Look through the material below, count the lines containing the word "this", and state only the count.
_ _ _ _
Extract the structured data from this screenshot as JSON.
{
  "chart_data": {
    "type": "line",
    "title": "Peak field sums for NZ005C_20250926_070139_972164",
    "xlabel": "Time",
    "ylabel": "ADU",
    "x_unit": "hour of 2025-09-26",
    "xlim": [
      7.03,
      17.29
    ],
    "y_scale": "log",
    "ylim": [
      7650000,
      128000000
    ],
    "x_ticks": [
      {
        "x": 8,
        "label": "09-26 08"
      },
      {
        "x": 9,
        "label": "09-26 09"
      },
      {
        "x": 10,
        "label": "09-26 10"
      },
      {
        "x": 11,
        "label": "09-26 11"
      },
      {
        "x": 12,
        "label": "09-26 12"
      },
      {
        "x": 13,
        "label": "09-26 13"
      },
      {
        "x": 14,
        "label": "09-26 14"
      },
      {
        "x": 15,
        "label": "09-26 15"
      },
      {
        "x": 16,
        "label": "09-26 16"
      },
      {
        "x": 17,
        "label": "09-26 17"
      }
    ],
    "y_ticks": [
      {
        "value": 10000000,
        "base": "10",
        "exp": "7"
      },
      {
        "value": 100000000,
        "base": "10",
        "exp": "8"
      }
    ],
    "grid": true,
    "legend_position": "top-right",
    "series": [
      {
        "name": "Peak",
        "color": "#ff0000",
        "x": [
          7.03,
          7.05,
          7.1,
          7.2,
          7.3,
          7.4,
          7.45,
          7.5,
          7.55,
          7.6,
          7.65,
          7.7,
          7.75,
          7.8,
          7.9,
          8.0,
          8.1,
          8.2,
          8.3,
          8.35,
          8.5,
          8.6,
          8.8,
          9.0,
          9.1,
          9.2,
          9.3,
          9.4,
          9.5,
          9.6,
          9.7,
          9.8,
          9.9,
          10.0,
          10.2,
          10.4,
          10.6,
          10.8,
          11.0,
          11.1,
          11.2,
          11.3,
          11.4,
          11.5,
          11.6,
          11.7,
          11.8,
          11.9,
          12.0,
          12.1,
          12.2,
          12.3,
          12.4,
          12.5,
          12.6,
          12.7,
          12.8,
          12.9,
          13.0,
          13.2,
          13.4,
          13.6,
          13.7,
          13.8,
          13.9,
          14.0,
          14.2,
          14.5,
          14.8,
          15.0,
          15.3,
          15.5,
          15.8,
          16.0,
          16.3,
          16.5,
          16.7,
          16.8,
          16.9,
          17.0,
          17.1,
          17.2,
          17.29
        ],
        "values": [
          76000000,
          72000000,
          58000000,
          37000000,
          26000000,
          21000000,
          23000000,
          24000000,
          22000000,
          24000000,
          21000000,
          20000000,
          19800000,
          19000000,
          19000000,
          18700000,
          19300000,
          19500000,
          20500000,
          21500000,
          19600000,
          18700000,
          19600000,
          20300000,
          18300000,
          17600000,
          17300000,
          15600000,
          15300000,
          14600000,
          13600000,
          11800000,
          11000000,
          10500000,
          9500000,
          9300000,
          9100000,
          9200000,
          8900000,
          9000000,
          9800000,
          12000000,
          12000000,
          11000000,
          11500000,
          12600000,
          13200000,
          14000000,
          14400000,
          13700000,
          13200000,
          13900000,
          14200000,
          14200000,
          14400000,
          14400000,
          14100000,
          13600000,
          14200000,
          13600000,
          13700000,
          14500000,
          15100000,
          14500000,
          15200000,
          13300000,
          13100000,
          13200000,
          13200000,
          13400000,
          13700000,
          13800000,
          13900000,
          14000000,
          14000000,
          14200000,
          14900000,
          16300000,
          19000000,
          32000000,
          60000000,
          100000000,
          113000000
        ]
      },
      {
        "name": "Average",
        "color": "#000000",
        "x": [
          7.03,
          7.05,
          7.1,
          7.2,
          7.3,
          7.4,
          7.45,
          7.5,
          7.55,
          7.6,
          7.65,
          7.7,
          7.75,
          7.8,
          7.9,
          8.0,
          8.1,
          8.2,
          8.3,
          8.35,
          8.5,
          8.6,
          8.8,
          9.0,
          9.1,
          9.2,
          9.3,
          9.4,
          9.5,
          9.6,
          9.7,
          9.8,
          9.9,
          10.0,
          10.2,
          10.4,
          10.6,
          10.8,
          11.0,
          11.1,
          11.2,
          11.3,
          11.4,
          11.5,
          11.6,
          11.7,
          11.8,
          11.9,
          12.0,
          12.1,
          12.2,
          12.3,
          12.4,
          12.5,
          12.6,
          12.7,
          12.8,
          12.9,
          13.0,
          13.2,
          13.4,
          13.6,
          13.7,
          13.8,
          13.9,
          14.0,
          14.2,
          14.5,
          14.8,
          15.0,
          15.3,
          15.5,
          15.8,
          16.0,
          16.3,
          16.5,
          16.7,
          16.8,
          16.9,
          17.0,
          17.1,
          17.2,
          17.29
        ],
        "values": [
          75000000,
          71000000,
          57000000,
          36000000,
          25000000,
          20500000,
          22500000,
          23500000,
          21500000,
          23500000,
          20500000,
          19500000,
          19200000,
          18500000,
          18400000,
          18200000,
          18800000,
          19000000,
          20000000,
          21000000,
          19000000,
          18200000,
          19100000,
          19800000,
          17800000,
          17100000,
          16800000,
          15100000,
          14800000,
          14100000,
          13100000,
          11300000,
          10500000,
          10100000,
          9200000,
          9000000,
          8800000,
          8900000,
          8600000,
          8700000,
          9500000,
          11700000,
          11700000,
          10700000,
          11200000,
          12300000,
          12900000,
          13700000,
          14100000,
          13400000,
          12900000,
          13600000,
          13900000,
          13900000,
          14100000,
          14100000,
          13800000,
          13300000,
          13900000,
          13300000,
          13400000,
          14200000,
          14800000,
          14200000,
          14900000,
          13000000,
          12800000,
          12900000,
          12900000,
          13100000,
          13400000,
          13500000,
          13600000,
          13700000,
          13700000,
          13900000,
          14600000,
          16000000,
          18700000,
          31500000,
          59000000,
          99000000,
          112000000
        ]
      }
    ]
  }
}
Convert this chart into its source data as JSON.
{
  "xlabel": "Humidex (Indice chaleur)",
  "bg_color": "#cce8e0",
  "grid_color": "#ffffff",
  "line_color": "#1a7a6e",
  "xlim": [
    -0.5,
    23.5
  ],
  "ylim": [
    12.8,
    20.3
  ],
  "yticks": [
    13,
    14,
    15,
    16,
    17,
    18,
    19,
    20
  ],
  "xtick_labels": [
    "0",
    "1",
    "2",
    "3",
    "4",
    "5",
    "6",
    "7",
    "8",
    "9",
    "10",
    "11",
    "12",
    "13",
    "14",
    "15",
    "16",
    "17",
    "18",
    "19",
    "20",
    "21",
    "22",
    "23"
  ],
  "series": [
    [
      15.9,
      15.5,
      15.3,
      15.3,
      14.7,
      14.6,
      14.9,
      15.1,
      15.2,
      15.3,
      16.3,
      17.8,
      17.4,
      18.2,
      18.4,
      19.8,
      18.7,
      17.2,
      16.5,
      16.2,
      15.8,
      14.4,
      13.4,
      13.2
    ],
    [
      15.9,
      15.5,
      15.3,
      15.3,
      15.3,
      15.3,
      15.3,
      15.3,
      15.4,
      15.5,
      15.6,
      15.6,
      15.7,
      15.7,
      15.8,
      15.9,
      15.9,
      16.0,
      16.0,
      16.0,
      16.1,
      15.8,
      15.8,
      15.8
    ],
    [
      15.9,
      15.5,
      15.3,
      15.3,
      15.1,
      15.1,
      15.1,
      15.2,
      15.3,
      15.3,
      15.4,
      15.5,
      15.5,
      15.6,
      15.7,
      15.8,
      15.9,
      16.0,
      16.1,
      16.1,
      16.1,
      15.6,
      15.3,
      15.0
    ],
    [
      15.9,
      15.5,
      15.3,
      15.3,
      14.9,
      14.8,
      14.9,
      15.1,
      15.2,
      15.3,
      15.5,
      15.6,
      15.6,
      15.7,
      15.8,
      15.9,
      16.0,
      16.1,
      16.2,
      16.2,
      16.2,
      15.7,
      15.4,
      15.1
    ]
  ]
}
_ _ _ _
◆ Output:
2